— START OF Available data —
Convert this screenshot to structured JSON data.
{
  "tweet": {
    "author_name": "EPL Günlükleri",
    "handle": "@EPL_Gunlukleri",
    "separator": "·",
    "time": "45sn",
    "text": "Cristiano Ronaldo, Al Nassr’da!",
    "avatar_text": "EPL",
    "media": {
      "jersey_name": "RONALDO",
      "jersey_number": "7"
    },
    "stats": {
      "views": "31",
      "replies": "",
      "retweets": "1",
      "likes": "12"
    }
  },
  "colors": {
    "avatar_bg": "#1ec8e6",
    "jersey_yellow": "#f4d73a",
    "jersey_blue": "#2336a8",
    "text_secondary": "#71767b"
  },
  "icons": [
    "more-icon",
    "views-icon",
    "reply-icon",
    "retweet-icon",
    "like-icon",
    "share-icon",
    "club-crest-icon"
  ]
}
— END OF Available data —
*Your objective*. Every record should be given again exactly.

*Finished task*.
Convert this screenshot to structured JSON data.
{
  "tweet": {
    "author_name": "EPL Günlükleri",
    "handle": "@EPL_Gunlukleri",
    "separator": "·",
    "time": "45sn",
    "text": "Cristiano Ronaldo, Al Nassr’da!",
    "avatar_text": "EPL",
    "media": {
      "jersey_name": "RONALDO",
      "jersey_number": "7"
    },
    "stats": {
      "views": "31",
      "replies": "",
      "retweets": "1",
      "likes": "12"
    }
  },
  "colors": {
    "avatar_bg": "#1ec8e6",
    "jersey_yellow": "#f4d73a",
    "jersey_blue": "#2336a8",
    "text_secondary": "#71767b"
  },
  "icons": [
    "more-icon",
    "views-icon",
    "reply-icon",
    "retweet-icon",
    "like-icon",
    "share-icon",
    "club-crest-icon"
  ]
}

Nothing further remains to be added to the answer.